**Input material**
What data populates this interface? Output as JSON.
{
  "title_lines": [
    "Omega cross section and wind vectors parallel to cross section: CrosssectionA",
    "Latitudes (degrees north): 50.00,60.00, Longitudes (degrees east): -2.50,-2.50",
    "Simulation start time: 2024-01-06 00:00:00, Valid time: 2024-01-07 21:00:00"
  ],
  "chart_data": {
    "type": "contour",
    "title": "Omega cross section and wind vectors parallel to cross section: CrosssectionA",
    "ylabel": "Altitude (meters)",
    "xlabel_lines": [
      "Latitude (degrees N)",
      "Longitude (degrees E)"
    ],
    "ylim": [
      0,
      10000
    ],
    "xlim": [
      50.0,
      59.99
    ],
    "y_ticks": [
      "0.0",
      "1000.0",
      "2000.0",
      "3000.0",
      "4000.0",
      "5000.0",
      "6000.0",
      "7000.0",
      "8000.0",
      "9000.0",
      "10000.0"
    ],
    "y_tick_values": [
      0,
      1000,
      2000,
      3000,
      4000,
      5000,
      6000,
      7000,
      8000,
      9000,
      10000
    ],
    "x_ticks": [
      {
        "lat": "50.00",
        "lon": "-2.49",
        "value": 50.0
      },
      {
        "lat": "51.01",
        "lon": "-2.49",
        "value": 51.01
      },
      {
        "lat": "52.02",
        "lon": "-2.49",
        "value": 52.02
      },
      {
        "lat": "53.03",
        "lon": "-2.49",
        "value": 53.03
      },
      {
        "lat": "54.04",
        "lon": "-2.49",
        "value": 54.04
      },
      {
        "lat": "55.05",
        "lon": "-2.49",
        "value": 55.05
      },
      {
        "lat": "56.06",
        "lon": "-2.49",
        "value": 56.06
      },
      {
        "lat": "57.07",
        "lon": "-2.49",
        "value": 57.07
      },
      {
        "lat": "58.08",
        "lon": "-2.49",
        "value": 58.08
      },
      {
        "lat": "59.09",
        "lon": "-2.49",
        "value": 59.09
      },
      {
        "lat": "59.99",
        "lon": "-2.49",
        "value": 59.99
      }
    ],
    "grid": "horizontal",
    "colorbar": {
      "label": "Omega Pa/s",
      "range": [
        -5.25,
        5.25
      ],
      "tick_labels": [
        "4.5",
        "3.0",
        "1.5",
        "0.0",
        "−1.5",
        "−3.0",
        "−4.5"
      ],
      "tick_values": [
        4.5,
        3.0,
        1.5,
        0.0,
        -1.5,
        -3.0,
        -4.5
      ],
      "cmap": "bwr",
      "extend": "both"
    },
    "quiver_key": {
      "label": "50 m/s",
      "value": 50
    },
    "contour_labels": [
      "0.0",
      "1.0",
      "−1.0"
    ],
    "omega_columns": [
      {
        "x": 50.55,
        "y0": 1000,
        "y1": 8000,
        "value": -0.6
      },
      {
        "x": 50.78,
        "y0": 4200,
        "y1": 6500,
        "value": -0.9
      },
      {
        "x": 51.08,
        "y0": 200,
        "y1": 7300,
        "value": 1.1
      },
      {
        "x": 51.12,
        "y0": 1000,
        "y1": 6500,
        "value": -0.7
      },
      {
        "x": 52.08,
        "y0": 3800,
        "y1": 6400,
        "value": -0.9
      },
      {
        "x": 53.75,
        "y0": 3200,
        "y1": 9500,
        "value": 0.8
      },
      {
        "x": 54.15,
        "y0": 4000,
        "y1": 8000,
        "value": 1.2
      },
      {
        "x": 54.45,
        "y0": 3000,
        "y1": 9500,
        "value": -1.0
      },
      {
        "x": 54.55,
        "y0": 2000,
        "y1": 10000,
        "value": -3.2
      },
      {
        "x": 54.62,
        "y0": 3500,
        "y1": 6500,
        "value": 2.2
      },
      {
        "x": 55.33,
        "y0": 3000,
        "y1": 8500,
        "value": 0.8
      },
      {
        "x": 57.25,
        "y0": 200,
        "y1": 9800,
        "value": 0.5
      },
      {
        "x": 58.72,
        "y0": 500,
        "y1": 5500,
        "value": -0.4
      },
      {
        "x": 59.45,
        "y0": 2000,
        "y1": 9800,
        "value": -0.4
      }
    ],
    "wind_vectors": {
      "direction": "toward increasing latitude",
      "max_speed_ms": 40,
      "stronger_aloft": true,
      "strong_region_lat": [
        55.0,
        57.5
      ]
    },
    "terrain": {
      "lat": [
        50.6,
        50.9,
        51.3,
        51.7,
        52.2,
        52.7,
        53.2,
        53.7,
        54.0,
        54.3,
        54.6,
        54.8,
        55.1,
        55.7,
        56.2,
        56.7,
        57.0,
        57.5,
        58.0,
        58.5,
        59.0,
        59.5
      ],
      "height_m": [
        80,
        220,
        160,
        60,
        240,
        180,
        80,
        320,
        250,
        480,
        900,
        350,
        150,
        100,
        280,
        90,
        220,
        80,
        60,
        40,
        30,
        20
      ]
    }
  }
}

**Task requirements**
Repeat all the entries word for word.

**The reply**
What data populates this interface? Output as JSON.
{
  "title_lines": [
    "Omega cross section and wind vectors parallel to cross section: CrosssectionA",
    "Latitudes (degrees north): 50.00,60.00, Longitudes (degrees east): -2.50,-2.50",
    "Simulation start time: 2024-01-06 00:00:00, Valid time: 2024-01-07 21:00:00"
  ],
  "chart_data": {
    "type": "contour",
    "title": "Omega cross section and wind vectors parallel to cross section: CrosssectionA",
    "ylabel": "Altitude (meters)",
    "xlabel_lines": [
      "Latitude (degrees N)",
      "Longitude (degrees E)"
    ],
    "ylim": [
      0,
      10000
    ],
    "xlim": [
      50.0,
      59.99
    ],
    "y_ticks": [
      "0.0",
      "1000.0",
      "2000.0",
      "3000.0",
      "4000.0",
      "5000.0",
      "6000.0",
      "7000.0",
      "8000.0",
      "9000.0",
      "10000.0"
    ],
    "y_tick_values": [
      0,
      1000,
      2000,
      3000,
      4000,
      5000,
      6000,
      7000,
      8000,
      9000,
      10000
    ],
    "x_ticks": [
      {
        "lat": "50.00",
        "lon": "-2.49",
        "value": 50.0
      },
      {
        "lat": "51.01",
        "lon": "-2.49",
        "value": 51.01
      },
      {
        "lat": "52.02",
        "lon": "-2.49",
        "value": 52.02
      },
      {
        "lat": "53.03",
        "lon": "-2.49",
        "value": 53.03
      },
      {
        "lat": "54.04",
        "lon": "-2.49",
        "value": 54.04
      },
      {
        "lat": "55.05",
        "lon": "-2.49",
        "value": 55.05
      },
      {
        "lat": "56.06",
        "lon": "-2.49",
        "value": 56.06
      },
      {
        "lat": "57.07",
        "lon": "-2.49",
        "value": 57.07
      },
      {
        "lat": "58.08",
        "lon": "-2.49",
        "value": 58.08
      },
      {
        "lat": "59.09",
        "lon": "-2.49",
        "value": 59.09
      },
      {
        "lat": "59.99",
        "lon": "-2.49",
        "value": 59.99
      }
    ],
    "grid": "horizontal",
    "colorbar": {
      "label": "Omega Pa/s",
      "range": [
        -5.25,
        5.25
      ],
      "tick_labels": [
        "4.5",
        "3.0",
        "1.5",
        "0.0",
        "−1.5",
        "−3.0",
        "−4.5"
      ],
      "tick_values": [
        4.5,
        3.0,
        1.5,
        0.0,
        -1.5,
        -3.0,
        -4.5
      ],
      "cmap": "bwr",
      "extend": "both"
    },
    "quiver_key": {
      "label": "50 m/s",
      "value": 50
    },
    "contour_labels": [
      "0.0",
      "1.0",
      "−1.0"
    ],
    "omega_columns": [
      {
        "x": 50.55,
        "y0": 1000,
        "y1": 8000,
        "value": -0.6
      },
      {
        "x": 50.78,
        "y0": 4200,
        "y1": 6500,
        "value": -0.9
      },
      {
        "x": 51.08,
        "y0": 200,
        "y1": 7300,
        "value": 1.1
      },
      {
        "x": 51.12,
        "y0": 1000,
        "y1": 6500,
        "value": -0.7
      },
      {
        "x": 52.08,
        "y0": 3800,
        "y1": 6400,
        "value": -0.9
      },
      {
        "x": 53.75,
        "y0": 3200,
        "y1": 9500,
        "value": 0.8
      },
      {
        "x": 54.15,
        "y0": 4000,
        "y1": 8000,
        "value": 1.2
      },
      {
        "x": 54.45,
        "y0": 3000,
        "y1": 9500,
        "value": -1.0
      },
      {
        "x": 54.55,
        "y0": 2000,
        "y1": 10000,
        "value": -3.2
      },
      {
        "x": 54.62,
        "y0": 3500,
        "y1": 6500,
        "value": 2.2
      },
      {
        "x": 55.33,
        "y0": 3000,
        "y1": 8500,
        "value": 0.8
      },
      {
        "x": 57.25,
        "y0": 200,
        "y1": 9800,
        "value": 0.5
      },
      {
        "x": 58.72,
        "y0": 500,
        "y1": 5500,
        "value": -0.4
      },
      {
        "x": 59.45,
        "y0": 2000,
        "y1": 9800,
        "value": -0.4
      }
    ],
    "wind_vectors": {
      "direction": "toward increasing latitude",
      "max_speed_ms": 40,
      "stronger_aloft": true,
      "strong_region_lat": [
        55.0,
        57.5
      ]
    },
    "terrain": {
      "lat": [
        50.6,
        50.9,
        51.3,
        51.7,
        52.2,
        52.7,
        53.2,
        53.7,
        54.0,
        54.3,
        54.6,
        54.8,
        55.1,
        55.7,
        56.2,
        56.7,
        57.0,
        57.5,
        58.0,
        58.5,
        59.0,
        59.5
      ],
      "height_m": [
        80,
        220,
        160,
        60,
        240,
        180,
        80,
        320,
        250,
        480,
        900,
        350,
        150,
        100,
        280,
        90,
        220,
        80,
        60,
        40,
        30,
        20
      ]
    }
  }
}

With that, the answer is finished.